— Start —

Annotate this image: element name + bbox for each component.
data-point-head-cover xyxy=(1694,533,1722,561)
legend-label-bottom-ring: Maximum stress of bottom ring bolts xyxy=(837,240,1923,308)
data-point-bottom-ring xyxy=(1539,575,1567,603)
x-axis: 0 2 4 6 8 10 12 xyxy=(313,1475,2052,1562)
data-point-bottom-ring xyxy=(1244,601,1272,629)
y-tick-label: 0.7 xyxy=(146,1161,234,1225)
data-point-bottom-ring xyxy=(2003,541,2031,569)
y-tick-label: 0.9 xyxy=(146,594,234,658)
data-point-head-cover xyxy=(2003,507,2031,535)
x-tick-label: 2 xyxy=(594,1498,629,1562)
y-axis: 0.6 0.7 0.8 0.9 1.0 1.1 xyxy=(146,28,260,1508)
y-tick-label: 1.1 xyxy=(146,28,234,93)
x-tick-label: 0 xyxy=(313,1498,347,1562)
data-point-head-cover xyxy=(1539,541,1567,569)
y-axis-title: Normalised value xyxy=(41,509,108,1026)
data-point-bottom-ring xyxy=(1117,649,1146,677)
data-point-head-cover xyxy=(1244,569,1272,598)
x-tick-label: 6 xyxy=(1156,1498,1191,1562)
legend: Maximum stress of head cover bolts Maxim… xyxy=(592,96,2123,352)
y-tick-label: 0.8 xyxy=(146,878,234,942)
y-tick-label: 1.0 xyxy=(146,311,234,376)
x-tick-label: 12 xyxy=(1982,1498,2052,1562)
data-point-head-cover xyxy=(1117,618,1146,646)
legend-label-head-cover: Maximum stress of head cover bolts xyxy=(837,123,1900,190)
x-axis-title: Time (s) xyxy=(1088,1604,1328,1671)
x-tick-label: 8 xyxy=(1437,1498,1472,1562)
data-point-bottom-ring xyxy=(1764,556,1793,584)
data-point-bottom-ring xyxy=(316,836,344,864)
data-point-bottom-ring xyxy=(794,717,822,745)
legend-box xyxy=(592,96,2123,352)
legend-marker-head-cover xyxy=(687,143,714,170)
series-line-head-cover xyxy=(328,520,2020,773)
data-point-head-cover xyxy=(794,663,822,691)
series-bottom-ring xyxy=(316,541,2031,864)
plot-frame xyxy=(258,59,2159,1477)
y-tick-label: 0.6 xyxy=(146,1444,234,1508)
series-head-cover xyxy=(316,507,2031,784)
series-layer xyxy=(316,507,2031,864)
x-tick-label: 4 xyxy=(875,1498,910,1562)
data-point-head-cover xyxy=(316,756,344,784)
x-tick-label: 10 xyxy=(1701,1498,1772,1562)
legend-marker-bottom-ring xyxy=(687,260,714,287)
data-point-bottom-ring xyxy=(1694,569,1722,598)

— End —

### Written exercise
Reproduce the records word for word from their first line up to and including the line that contains "data-point-head-cover xyxy=(2003,507,2031,535)".

### Task solution
Annotate this image: element name + bbox for each component.
data-point-head-cover xyxy=(1694,533,1722,561)
legend-label-bottom-ring: Maximum stress of bottom ring bolts xyxy=(837,240,1923,308)
data-point-bottom-ring xyxy=(1539,575,1567,603)
x-axis: 0 2 4 6 8 10 12 xyxy=(313,1475,2052,1562)
data-point-bottom-ring xyxy=(1244,601,1272,629)
y-tick-label: 0.7 xyxy=(146,1161,234,1225)
data-point-bottom-ring xyxy=(2003,541,2031,569)
y-tick-label: 0.9 xyxy=(146,594,234,658)
data-point-head-cover xyxy=(2003,507,2031,535)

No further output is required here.